Items listed in a dataset
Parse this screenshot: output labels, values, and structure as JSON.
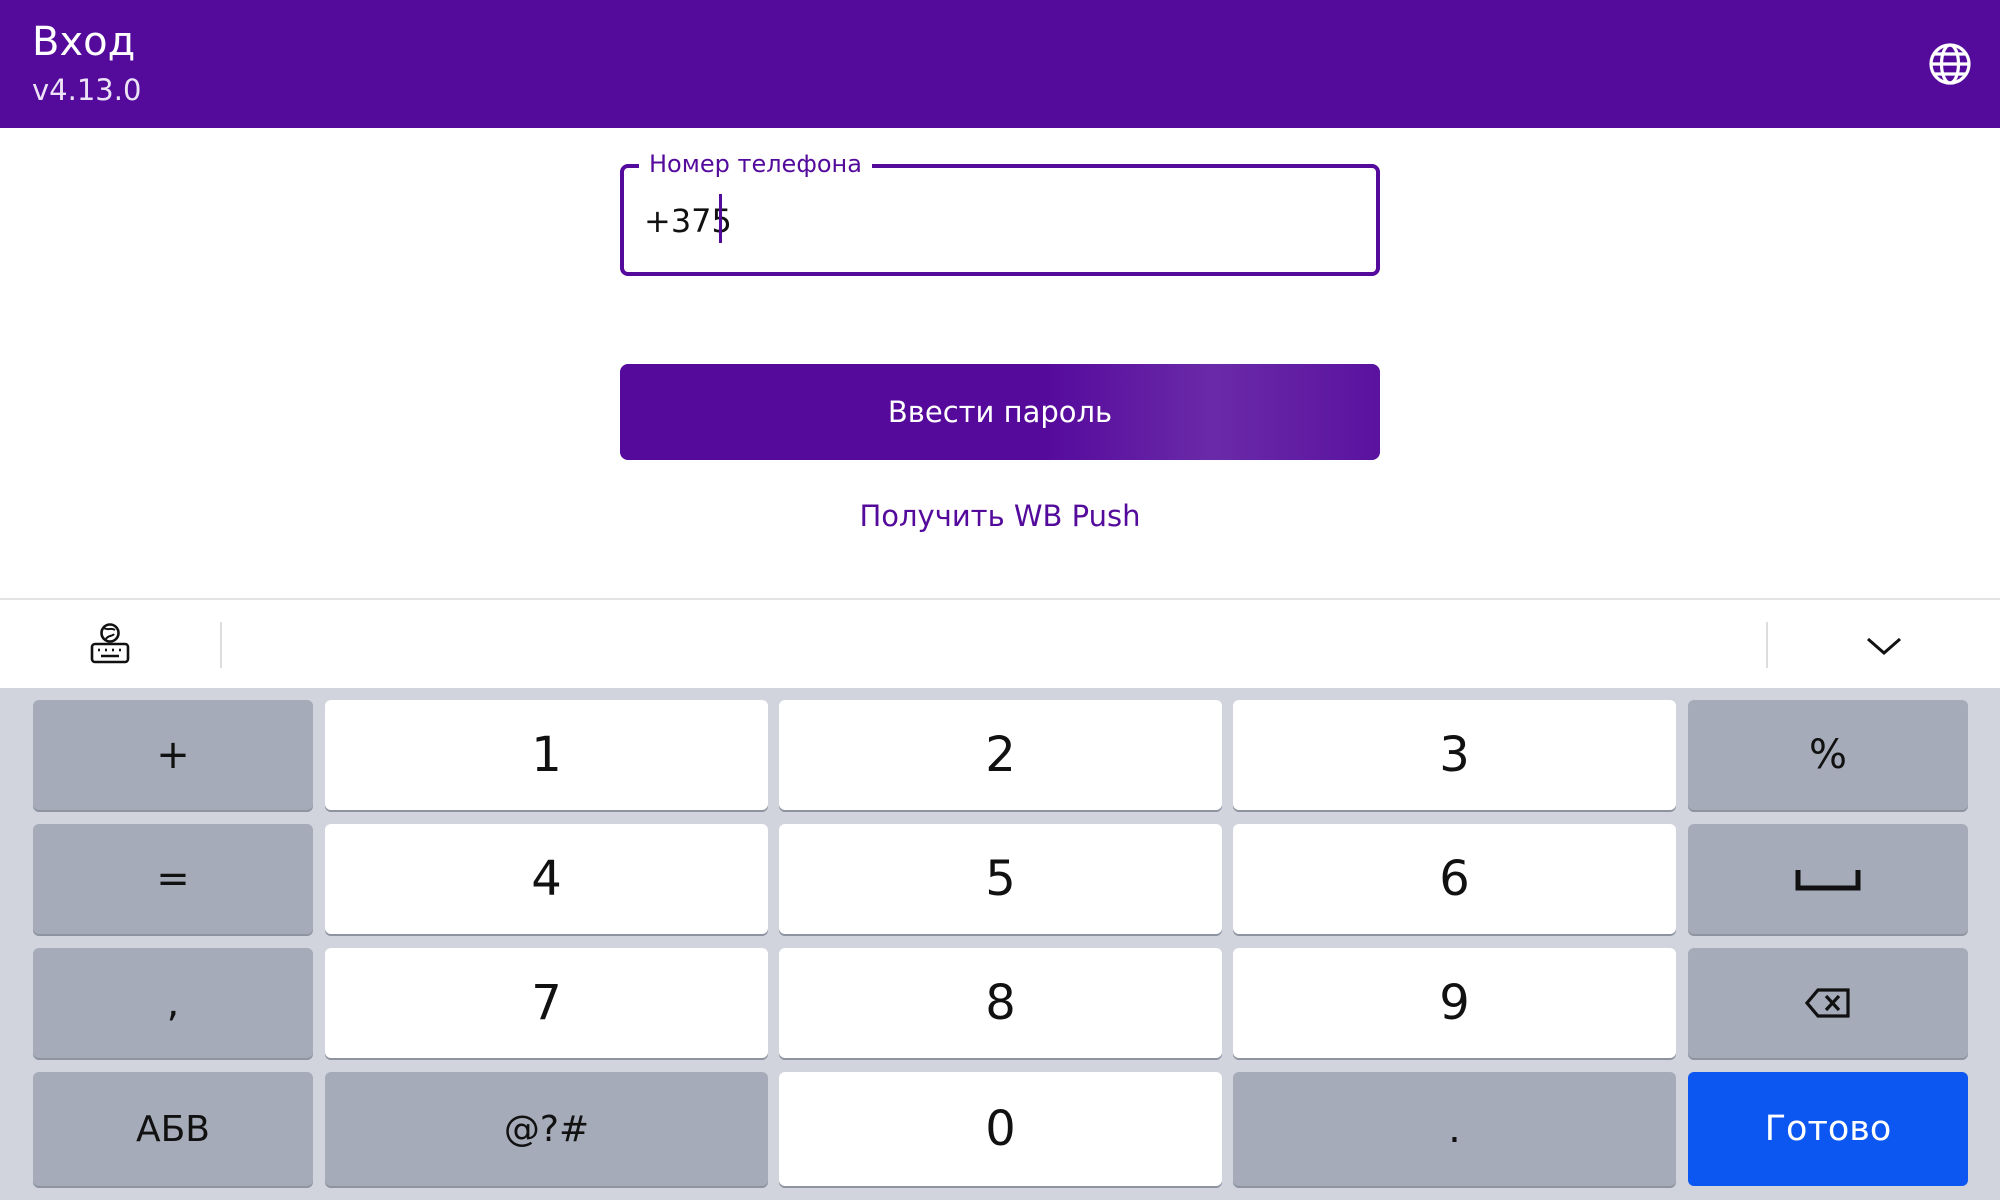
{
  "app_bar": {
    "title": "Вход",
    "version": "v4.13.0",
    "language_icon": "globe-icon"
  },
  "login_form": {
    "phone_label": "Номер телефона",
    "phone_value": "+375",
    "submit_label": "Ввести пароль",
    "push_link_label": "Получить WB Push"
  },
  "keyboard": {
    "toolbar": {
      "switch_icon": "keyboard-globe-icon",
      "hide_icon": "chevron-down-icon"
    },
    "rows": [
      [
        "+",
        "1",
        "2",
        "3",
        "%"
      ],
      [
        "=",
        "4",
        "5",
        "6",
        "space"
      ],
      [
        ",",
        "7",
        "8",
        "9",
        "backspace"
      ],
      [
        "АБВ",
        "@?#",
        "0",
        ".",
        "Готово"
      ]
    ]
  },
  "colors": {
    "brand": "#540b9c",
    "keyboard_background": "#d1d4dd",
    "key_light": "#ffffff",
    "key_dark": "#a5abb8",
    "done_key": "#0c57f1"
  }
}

What is being asked
In the material above, show every line where the word "icon" turns up.

Reply to the task
    "language_icon": "globe-icon"
      "switch_icon": "keyboard-globe-icon",
      "hide_icon": "chevron-down-icon"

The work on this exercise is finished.